------ Supplied data

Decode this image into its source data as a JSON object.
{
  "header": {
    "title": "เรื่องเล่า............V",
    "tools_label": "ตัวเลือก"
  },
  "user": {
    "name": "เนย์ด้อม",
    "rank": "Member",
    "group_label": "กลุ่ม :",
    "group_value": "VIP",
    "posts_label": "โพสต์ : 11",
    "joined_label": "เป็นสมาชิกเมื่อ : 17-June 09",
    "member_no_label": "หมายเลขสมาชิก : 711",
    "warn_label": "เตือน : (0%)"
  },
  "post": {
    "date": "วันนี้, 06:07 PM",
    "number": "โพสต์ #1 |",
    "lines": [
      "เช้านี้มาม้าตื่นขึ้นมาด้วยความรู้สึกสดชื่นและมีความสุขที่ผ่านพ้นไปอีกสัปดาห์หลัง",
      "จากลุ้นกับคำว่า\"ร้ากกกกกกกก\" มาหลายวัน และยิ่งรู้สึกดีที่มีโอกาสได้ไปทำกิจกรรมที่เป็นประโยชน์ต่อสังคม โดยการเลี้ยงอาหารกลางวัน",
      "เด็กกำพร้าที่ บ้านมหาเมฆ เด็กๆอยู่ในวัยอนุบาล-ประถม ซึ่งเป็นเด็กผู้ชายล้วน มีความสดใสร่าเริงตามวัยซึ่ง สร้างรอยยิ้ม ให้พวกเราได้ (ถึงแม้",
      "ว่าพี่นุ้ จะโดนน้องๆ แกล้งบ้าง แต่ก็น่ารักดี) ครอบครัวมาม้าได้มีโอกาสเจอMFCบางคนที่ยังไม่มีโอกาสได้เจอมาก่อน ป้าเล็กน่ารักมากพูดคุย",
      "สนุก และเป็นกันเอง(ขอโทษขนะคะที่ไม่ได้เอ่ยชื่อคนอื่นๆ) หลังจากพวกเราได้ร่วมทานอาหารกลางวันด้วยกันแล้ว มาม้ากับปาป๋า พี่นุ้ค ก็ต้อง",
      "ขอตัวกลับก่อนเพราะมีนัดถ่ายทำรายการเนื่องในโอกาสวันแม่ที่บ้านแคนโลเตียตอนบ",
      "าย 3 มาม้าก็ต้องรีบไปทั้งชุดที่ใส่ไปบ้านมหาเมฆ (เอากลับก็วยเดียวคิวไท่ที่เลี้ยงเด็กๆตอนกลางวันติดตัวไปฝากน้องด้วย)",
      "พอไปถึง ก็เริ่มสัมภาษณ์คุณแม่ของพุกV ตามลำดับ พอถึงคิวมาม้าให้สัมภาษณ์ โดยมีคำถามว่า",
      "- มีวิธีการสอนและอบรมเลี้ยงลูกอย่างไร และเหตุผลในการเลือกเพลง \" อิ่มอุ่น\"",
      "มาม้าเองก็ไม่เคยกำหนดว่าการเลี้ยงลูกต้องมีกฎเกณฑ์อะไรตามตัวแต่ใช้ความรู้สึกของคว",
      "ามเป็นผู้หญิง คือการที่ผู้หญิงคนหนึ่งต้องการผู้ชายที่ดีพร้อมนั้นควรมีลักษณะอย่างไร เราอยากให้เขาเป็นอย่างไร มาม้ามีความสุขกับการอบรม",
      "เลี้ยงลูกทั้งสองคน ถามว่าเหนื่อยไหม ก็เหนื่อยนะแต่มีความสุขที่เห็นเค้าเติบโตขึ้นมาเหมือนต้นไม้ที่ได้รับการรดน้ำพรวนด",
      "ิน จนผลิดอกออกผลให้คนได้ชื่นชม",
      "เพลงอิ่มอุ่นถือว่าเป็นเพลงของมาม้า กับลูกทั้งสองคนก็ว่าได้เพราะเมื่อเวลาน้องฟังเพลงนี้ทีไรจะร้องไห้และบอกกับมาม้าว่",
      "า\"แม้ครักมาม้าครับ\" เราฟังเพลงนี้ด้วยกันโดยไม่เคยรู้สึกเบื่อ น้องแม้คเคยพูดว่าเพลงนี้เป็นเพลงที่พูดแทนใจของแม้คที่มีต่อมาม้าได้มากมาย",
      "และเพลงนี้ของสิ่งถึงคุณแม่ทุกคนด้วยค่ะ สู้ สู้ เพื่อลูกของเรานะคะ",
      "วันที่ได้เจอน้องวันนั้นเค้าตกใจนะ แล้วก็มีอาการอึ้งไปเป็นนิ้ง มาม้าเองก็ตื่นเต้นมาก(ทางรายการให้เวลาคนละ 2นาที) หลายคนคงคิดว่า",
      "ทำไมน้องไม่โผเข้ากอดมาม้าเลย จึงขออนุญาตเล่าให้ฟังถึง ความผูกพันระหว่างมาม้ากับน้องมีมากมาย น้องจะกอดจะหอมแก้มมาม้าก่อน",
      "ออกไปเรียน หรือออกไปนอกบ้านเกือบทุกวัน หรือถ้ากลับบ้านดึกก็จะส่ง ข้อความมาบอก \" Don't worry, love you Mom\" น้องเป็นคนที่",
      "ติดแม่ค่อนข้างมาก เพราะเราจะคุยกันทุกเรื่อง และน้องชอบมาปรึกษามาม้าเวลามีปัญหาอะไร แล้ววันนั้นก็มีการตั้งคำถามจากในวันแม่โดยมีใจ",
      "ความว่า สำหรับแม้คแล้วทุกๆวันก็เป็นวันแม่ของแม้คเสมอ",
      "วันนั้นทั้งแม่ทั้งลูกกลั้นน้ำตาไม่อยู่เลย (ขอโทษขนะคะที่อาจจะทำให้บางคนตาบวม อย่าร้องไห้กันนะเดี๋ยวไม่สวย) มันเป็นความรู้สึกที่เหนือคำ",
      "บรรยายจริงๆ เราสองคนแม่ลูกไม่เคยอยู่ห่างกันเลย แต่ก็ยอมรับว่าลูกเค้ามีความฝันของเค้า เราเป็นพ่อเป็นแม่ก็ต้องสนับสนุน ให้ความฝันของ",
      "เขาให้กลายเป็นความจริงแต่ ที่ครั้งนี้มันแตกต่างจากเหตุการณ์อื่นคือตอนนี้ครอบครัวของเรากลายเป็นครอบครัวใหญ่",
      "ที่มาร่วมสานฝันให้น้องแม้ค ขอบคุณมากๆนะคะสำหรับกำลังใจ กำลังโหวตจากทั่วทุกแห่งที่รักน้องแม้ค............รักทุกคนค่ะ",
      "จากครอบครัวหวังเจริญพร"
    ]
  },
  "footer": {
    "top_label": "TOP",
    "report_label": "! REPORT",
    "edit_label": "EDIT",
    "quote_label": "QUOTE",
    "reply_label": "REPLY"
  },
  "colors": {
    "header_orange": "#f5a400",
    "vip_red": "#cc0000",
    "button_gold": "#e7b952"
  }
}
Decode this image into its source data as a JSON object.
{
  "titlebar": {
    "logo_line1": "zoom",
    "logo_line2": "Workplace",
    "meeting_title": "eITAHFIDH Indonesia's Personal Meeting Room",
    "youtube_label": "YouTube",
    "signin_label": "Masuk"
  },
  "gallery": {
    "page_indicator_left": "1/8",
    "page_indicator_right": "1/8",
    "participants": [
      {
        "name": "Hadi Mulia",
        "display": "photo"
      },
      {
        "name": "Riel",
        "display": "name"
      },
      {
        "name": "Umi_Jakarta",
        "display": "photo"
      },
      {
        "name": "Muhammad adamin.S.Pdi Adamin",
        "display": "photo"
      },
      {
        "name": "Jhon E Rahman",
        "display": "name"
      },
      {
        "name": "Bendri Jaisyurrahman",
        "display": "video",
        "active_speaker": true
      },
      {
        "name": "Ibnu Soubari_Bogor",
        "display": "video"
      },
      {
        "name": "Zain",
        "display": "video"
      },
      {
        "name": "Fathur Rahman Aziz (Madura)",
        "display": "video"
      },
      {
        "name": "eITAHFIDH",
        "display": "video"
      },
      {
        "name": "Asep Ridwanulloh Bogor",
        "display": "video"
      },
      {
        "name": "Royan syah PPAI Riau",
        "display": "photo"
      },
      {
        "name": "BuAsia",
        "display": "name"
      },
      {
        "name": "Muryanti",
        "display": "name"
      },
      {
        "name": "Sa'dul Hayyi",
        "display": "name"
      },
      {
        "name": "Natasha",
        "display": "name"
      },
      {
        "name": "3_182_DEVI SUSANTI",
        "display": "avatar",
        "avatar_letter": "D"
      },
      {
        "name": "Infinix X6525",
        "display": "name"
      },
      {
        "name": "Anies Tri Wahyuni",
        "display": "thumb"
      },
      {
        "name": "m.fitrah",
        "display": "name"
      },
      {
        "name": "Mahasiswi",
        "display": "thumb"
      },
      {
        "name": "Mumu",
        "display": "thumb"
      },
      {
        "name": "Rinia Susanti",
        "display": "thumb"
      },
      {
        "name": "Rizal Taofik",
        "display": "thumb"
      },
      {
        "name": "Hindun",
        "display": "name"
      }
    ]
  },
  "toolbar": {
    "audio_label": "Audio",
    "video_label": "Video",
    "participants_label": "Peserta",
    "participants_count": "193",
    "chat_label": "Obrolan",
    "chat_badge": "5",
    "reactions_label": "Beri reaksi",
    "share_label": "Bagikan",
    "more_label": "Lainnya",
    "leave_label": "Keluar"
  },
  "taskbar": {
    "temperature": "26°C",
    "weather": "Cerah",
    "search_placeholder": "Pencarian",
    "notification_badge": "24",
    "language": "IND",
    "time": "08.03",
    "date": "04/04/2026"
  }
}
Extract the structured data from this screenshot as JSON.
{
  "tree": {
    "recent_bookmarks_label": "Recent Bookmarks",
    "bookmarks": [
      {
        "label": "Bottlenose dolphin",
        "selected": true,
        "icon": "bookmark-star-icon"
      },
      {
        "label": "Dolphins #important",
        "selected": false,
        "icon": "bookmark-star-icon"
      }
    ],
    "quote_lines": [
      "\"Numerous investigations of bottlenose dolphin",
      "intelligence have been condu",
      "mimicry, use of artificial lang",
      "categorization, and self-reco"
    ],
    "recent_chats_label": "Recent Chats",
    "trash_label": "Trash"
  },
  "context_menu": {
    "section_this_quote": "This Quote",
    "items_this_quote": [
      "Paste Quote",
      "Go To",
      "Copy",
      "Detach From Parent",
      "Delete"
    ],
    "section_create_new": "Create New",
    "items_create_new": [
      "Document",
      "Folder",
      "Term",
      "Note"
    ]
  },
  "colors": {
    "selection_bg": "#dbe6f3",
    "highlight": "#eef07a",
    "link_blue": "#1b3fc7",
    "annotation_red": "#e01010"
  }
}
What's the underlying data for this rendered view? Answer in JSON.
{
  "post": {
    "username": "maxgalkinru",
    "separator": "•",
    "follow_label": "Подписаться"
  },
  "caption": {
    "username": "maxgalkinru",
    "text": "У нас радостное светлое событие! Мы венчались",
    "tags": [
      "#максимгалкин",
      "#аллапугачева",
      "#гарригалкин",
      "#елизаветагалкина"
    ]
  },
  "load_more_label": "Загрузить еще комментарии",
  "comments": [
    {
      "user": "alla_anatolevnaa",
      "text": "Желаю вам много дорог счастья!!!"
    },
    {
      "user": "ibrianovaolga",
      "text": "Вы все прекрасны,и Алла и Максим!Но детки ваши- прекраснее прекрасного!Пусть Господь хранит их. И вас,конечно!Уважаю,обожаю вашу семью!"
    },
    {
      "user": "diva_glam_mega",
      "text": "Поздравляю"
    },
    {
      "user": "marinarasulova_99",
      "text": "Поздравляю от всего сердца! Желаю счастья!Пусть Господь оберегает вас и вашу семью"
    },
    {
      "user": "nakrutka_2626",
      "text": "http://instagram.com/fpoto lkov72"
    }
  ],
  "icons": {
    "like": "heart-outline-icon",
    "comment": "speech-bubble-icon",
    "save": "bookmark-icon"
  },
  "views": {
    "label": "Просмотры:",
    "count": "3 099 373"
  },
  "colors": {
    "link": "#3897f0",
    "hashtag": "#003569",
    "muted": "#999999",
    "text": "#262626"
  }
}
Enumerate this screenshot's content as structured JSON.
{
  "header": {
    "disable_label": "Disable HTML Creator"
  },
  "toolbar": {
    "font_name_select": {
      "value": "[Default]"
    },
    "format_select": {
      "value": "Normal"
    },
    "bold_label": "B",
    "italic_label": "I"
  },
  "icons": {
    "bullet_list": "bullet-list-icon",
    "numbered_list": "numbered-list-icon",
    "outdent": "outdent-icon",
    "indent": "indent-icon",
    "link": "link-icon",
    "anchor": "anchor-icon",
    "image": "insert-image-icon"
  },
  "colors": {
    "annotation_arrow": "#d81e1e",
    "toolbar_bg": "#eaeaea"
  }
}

------------

Work to complete - Identify the lines above with the word "list". Copy them.

Solved problem -
    "bullet_list": "bullet-list-icon",
    "numbered_list": "numbered-list-icon",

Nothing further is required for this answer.